▶ **Your goal**
Write out each entry again. Keep every word exactly as it is.

──────── Input records

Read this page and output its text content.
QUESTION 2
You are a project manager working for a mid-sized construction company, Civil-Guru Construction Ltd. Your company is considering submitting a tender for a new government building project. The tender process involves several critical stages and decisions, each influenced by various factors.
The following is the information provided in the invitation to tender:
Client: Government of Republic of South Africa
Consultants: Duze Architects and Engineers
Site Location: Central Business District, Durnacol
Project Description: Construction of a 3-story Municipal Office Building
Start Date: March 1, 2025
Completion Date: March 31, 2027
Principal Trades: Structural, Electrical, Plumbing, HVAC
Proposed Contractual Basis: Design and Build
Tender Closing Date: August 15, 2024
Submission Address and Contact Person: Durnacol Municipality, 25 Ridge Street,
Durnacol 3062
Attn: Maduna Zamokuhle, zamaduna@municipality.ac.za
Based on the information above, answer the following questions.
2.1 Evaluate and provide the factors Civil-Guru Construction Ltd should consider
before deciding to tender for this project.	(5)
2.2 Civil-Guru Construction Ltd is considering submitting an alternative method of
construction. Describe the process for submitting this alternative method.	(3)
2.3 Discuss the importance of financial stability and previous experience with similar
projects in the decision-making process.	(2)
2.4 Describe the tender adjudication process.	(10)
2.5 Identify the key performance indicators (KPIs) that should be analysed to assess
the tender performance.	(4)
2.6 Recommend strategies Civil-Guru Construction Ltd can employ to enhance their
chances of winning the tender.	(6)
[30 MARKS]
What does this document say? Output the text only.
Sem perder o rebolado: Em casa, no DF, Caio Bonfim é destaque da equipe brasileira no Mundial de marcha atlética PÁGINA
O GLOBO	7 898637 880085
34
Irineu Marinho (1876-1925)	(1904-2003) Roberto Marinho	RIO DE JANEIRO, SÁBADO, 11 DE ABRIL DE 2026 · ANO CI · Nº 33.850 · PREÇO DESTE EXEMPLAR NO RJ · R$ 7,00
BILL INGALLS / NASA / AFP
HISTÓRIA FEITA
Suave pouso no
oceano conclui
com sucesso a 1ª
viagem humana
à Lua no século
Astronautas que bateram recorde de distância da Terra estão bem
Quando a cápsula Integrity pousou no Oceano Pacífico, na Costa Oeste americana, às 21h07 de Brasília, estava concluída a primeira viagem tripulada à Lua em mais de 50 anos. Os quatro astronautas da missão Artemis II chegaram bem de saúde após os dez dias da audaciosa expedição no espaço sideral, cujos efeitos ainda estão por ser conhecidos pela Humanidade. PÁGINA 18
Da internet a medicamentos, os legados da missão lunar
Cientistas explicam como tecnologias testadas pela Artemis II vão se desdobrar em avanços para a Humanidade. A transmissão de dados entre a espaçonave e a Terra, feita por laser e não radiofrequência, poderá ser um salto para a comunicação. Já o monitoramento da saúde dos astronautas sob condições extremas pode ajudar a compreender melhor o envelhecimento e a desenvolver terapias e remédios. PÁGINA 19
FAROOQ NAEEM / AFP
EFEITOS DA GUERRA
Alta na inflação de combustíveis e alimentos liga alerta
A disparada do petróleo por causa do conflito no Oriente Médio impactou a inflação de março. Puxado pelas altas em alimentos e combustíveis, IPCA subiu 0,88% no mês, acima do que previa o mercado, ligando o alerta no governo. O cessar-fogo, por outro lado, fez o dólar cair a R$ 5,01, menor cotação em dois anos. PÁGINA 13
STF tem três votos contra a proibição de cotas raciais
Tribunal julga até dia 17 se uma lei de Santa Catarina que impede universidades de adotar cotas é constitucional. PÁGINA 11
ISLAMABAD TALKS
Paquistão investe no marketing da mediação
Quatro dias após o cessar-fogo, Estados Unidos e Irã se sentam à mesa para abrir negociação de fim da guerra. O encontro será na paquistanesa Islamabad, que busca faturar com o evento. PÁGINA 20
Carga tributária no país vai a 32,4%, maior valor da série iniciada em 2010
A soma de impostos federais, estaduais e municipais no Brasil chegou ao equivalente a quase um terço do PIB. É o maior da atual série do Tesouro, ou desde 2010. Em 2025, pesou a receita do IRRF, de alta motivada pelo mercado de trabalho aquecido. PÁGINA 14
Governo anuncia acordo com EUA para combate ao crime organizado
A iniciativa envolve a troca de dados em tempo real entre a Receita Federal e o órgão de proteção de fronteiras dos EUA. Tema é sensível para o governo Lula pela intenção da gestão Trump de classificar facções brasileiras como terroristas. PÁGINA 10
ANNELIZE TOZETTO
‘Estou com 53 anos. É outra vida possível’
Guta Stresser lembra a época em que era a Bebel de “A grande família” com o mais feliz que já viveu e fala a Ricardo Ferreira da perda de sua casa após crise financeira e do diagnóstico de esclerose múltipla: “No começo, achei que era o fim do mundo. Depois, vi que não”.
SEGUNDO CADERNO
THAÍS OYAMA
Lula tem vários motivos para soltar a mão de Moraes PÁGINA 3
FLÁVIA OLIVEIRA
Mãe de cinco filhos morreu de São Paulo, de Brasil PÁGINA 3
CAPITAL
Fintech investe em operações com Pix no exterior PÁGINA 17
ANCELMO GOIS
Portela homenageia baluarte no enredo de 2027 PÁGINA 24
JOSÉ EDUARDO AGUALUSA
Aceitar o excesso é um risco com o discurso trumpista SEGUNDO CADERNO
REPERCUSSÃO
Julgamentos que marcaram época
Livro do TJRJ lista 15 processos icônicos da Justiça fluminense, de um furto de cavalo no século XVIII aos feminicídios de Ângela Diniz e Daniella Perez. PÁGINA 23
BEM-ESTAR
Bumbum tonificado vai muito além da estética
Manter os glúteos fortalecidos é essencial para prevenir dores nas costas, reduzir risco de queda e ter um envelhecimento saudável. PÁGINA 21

────────────────

▶ **Complete response**
Read this page and output its text content.
QUESTION 2
You are a project manager working for a mid-sized construction company, Civil-Guru Construction Ltd. Your company is considering submitting a tender for a new government building project. The tender process involves several critical stages and decisions, each influenced by various factors.
The following is the information provided in the invitation to tender:
Client: Government of Republic of South Africa
Consultants: Duze Architects and Engineers
Site Location: Central Business District, Durnacol
Project Description: Construction of a 3-story Municipal Office Building
Start Date: March 1, 2025
Completion Date: March 31, 2027
Principal Trades: Structural, Electrical, Plumbing, HVAC
Proposed Contractual Basis: Design and Build
Tender Closing Date: August 15, 2024
Submission Address and Contact Person: Durnacol Municipality, 25 Ridge Street,
Durnacol 3062
Attn: Maduna Zamokuhle, zamaduna@municipality.ac.za
Based on the information above, answer the following questions.
2.1 Evaluate and provide the factors Civil-Guru Construction Ltd should consider
before deciding to tender for this project.	(5)
2.2 Civil-Guru Construction Ltd is considering submitting an alternative method of
construction. Describe the process for submitting this alternative method.	(3)
2.3 Discuss the importance of financial stability and previous experience with similar
projects in the decision-making process.	(2)
2.4 Describe the tender adjudication process.	(10)
2.5 Identify the key performance indicators (KPIs) that should be analysed to assess
the tender performance.	(4)
2.6 Recommend strategies Civil-Guru Construction Ltd can employ to enhance their
chances of winning the tender.	(6)
[30 MARKS]
What does this document say? Output the text only.
Sem perder o rebolado: Em casa, no DF, Caio Bonfim é destaque da equipe brasileira no Mundial de marcha atlética PÁGINA
O GLOBO	7 898637 880085
34
Irineu Marinho (1876-1925)	(1904-2003) Roberto Marinho	RIO DE JANEIRO, SÁBADO, 11 DE ABRIL DE 2026 · ANO CI · Nº 33.850 · PREÇO DESTE EXEMPLAR NO RJ · R$ 7,00
BILL INGALLS / NASA / AFP
HISTÓRIA FEITA
Suave pouso no
oceano conclui
com sucesso a 1ª
viagem humana
à Lua no século
Astronautas que bateram recorde de distância da Terra estão bem
Quando a cápsula Integrity pousou no Oceano Pacífico, na Costa Oeste americana, às 21h07 de Brasília, estava concluída a primeira viagem tripulada à Lua em mais de 50 anos. Os quatro astronautas da missão Artemis II chegaram bem de saúde após os dez dias da audaciosa expedição no espaço sideral, cujos efeitos ainda estão por ser conhecidos pela Humanidade. PÁGINA 18
Da internet a medicamentos, os legados da missão lunar
Cientistas explicam como tecnologias testadas pela Artemis II vão se desdobrar em avanços para a Humanidade. A transmissão de dados entre a espaçonave e a Terra, feita por laser e não radiofrequência, poderá ser um salto para a comunicação. Já o monitoramento da saúde dos astronautas sob condições extremas pode ajudar a compreender melhor o envelhecimento e a desenvolver terapias e remédios. PÁGINA 19
FAROOQ NAEEM / AFP
EFEITOS DA GUERRA
Alta na inflação de combustíveis e alimentos liga alerta
A disparada do petróleo por causa do conflito no Oriente Médio impactou a inflação de março. Puxado pelas altas em alimentos e combustíveis, IPCA subiu 0,88% no mês, acima do que previa o mercado, ligando o alerta no governo. O cessar-fogo, por outro lado, fez o dólar cair a R$ 5,01, menor cotação em dois anos. PÁGINA 13
STF tem três votos contra a proibição de cotas raciais
Tribunal julga até dia 17 se uma lei de Santa Catarina que impede universidades de adotar cotas é constitucional. PÁGINA 11
ISLAMABAD TALKS
Paquistão investe no marketing da mediação
Quatro dias após o cessar-fogo, Estados Unidos e Irã se sentam à mesa para abrir negociação de fim da guerra. O encontro será na paquistanesa Islamabad, que busca faturar com o evento. PÁGINA 20
Carga tributária no país vai a 32,4%, maior valor da série iniciada em 2010
A soma de impostos federais, estaduais e municipais no Brasil chegou ao equivalente a quase um terço do PIB. É o maior da atual série do Tesouro, ou desde 2010. Em 2025, pesou a receita do IRRF, de alta motivada pelo mercado de trabalho aquecido. PÁGINA 14
Governo anuncia acordo com EUA para combate ao crime organizado
A iniciativa envolve a troca de dados em tempo real entre a Receita Federal e o órgão de proteção de fronteiras dos EUA. Tema é sensível para o governo Lula pela intenção da gestão Trump de classificar facções brasileiras como terroristas. PÁGINA 10
ANNELIZE TOZETTO
‘Estou com 53 anos. É outra vida possível’
Guta Stresser lembra a época em que era a Bebel de “A grande família” com o mais feliz que já viveu e fala a Ricardo Ferreira da perda de sua casa após crise financeira e do diagnóstico de esclerose múltipla: “No começo, achei que era o fim do mundo. Depois, vi que não”.
SEGUNDO CADERNO
THAÍS OYAMA
Lula tem vários motivos para soltar a mão de Moraes PÁGINA 3
FLÁVIA OLIVEIRA
Mãe de cinco filhos morreu de São Paulo, de Brasil PÁGINA 3
CAPITAL
Fintech investe em operações com Pix no exterior PÁGINA 17
ANCELMO GOIS
Portela homenageia baluarte no enredo de 2027 PÁGINA 24
JOSÉ EDUARDO AGUALUSA
Aceitar o excesso é um risco com o discurso trumpista SEGUNDO CADERNO
REPERCUSSÃO
Julgamentos que marcaram época
Livro do TJRJ lista 15 processos icônicos da Justiça fluminense, de um furto de cavalo no século XVIII aos feminicídios de Ângela Diniz e Daniella Perez. PÁGINA 23
BEM-ESTAR
Bumbum tonificado vai muito além da estética
Manter os glúteos fortalecidos é essencial para prevenir dores nas costas, reduzir risco de queda e ter um envelhecimento saudável. PÁGINA 21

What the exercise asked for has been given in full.